The entries are to be returned exactly, with images left out.

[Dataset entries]
+ + + +

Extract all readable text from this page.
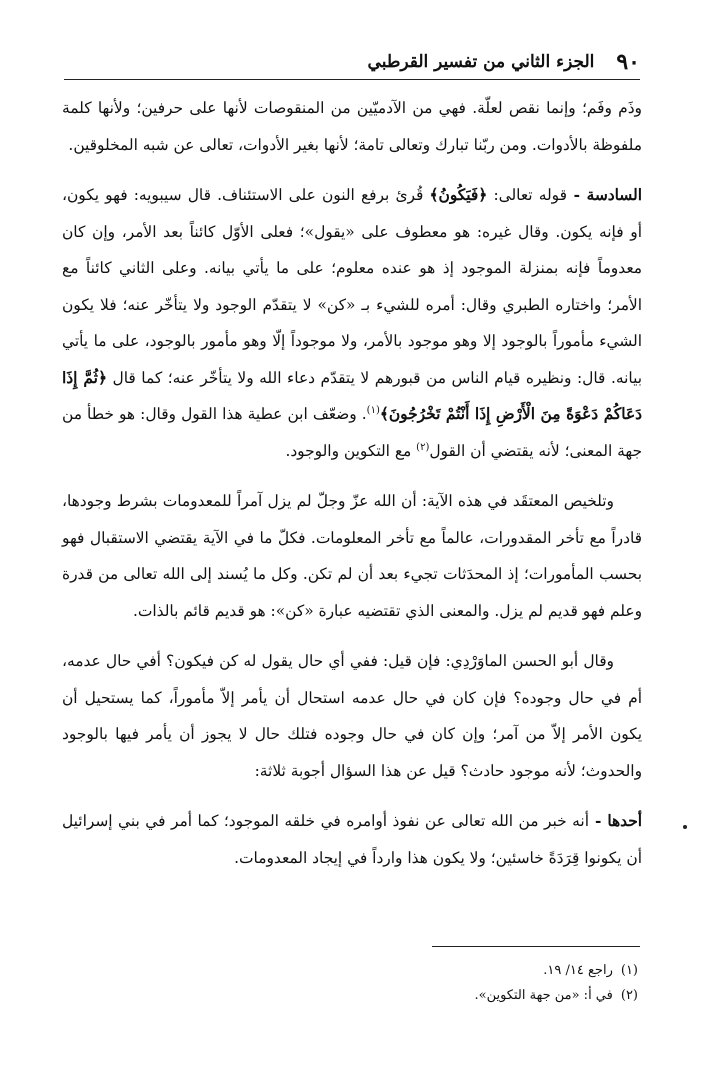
٩٠
الجزء الثاني من تفسير القرطبي

وذَم وفَم؛ وإنما نقص لعلّة. فهي من الآدميّين من المنقوصات لأنها على حرفين؛ ولأنها كلمة ملفوظة بالأدوات. ومن ربّنا تبارك وتعالى تامة؛ لأنها بغير الأدوات، تعالى عن شبه المخلوقين.

السادسة - قوله تعالى: ﴿فَيَكُونُ﴾ قُرئ برفع النون على الاستئناف. قال سيبويه: فهو يكون، أو فإنه يكون. وقال غيره: هو معطوف على «يقول»؛ فعلى الأوّل كائناً بعد الأمر، وإن كان معدوماً فإنه بمنزلة الموجود إذ هو عنده معلوم؛ على ما يأتي بيانه. وعلى الثاني كائناً مع الأمر؛ واختاره الطبري وقال: أمره للشيء بـ «كن» لا يتقدّم الوجود ولا يتأخّر عنه؛ فلا يكون الشيء مأموراً بالوجود إلا وهو موجود بالأمر، ولا موجوداً إلّا وهو مأمور بالوجود، على ما يأتي بيانه. قال: ونظيره قيام الناس من قبورهم لا يتقدّم دعاء الله ولا يتأخّر عنه؛ كما قال ﴿ثُمَّ إِذَا دَعَاكُمْ دَعْوَةً مِنَ الْأَرْضِ إِذَا أَنْتُمْ تَخْرُجُونَ﴾$^{(١)}$. وضعّف ابن عطية هذا القول وقال: هو خطأ من جهة المعنى؛ لأنه يقتضي أن القول$^{(٢)}$ مع التكوين والوجود.

وتلخيص المعتقَد في هذه الآية: أن الله عزّ وجلّ لم يزل آمراً للمعدومات بشرط وجودها، قادراً مع تأخر المقدورات، عالماً مع تأخر المعلومات. فكلّ ما في الآية يقتضي الاستقبال فهو بحسب المأمورات؛ إذ المحدَثات تجيء بعد أن لم تكن. وكل ما يُسند إلى الله تعالى من قدرة وعلم فهو قديم لم يزل. والمعنى الذي تقتضيه عبارة «كن»: هو قديم قائم بالذات.

وقال أبو الحسن الماوَرْدِي: فإن قيل: ففي أي حال يقول له كن فيكون؟ أفي حال عدمه، أم في حال وجوده؟ فإن كان في حال عدمه استحال أن يأمر إلاّ مأموراً، كما يستحيل أن يكون الأمر إلاّ من آمر؛ وإن كان في حال وجوده فتلك حال لا يجوز أن يأمر فيها بالوجود والحدوث؛ لأنه موجود حادث؟ قيل عن هذا السؤال أجوبة ثلاثة:

أحدها - أنه خبر من الله تعالى عن نفوذ أوامره في خلقه الموجود؛ كما أمر في بني إسرائيل أن يكونوا قِرَدَةً خاسئين؛ ولا يكون هذا وارداً في إيجاد المعدومات.

(١)راجع ١٤/ ١٩.

(٢)في أ: «من جهة التكوين».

+ + + +

FULL OUTPUT:
Extract all readable text from this page.
٩٠
الجزء الثاني من تفسير القرطبي

وذَم وفَم؛ وإنما نقص لعلّة. فهي من الآدميّين من المنقوصات لأنها على حرفين؛ ولأنها كلمة ملفوظة بالأدوات. ومن ربّنا تبارك وتعالى تامة؛ لأنها بغير الأدوات، تعالى عن شبه المخلوقين.

السادسة - قوله تعالى: ﴿فَيَكُونُ﴾ قُرئ برفع النون على الاستئناف. قال سيبويه: فهو يكون، أو فإنه يكون. وقال غيره: هو معطوف على «يقول»؛ فعلى الأوّل كائناً بعد الأمر، وإن كان معدوماً فإنه بمنزلة الموجود إذ هو عنده معلوم؛ على ما يأتي بيانه. وعلى الثاني كائناً مع الأمر؛ واختاره الطبري وقال: أمره للشيء بـ «كن» لا يتقدّم الوجود ولا يتأخّر عنه؛ فلا يكون الشيء مأموراً بالوجود إلا وهو موجود بالأمر، ولا موجوداً إلّا وهو مأمور بالوجود، على ما يأتي بيانه. قال: ونظيره قيام الناس من قبورهم لا يتقدّم دعاء الله ولا يتأخّر عنه؛ كما قال ﴿ثُمَّ إِذَا دَعَاكُمْ دَعْوَةً مِنَ الْأَرْضِ إِذَا أَنْتُمْ تَخْرُجُونَ﴾$^{(١)}$. وضعّف ابن عطية هذا القول وقال: هو خطأ من جهة المعنى؛ لأنه يقتضي أن القول$^{(٢)}$ مع التكوين والوجود.

وتلخيص المعتقَد في هذه الآية: أن الله عزّ وجلّ لم يزل آمراً للمعدومات بشرط وجودها، قادراً مع تأخر المقدورات، عالماً مع تأخر المعلومات. فكلّ ما في الآية يقتضي الاستقبال فهو بحسب المأمورات؛ إذ المحدَثات تجيء بعد أن لم تكن. وكل ما يُسند إلى الله تعالى من قدرة وعلم فهو قديم لم يزل. والمعنى الذي تقتضيه عبارة «كن»: هو قديم قائم بالذات.

وقال أبو الحسن الماوَرْدِي: فإن قيل: ففي أي حال يقول له كن فيكون؟ أفي حال عدمه، أم في حال وجوده؟ فإن كان في حال عدمه استحال أن يأمر إلاّ مأموراً، كما يستحيل أن يكون الأمر إلاّ من آمر؛ وإن كان في حال وجوده فتلك حال لا يجوز أن يأمر فيها بالوجود والحدوث؛ لأنه موجود حادث؟ قيل عن هذا السؤال أجوبة ثلاثة:

أحدها - أنه خبر من الله تعالى عن نفوذ أوامره في خلقه الموجود؛ كما أمر في بني إسرائيل أن يكونوا قِرَدَةً خاسئين؛ ولا يكون هذا وارداً في إيجاد المعدومات.

(١)راجع ١٤/ ١٩.

(٢)في أ: «من جهة التكوين».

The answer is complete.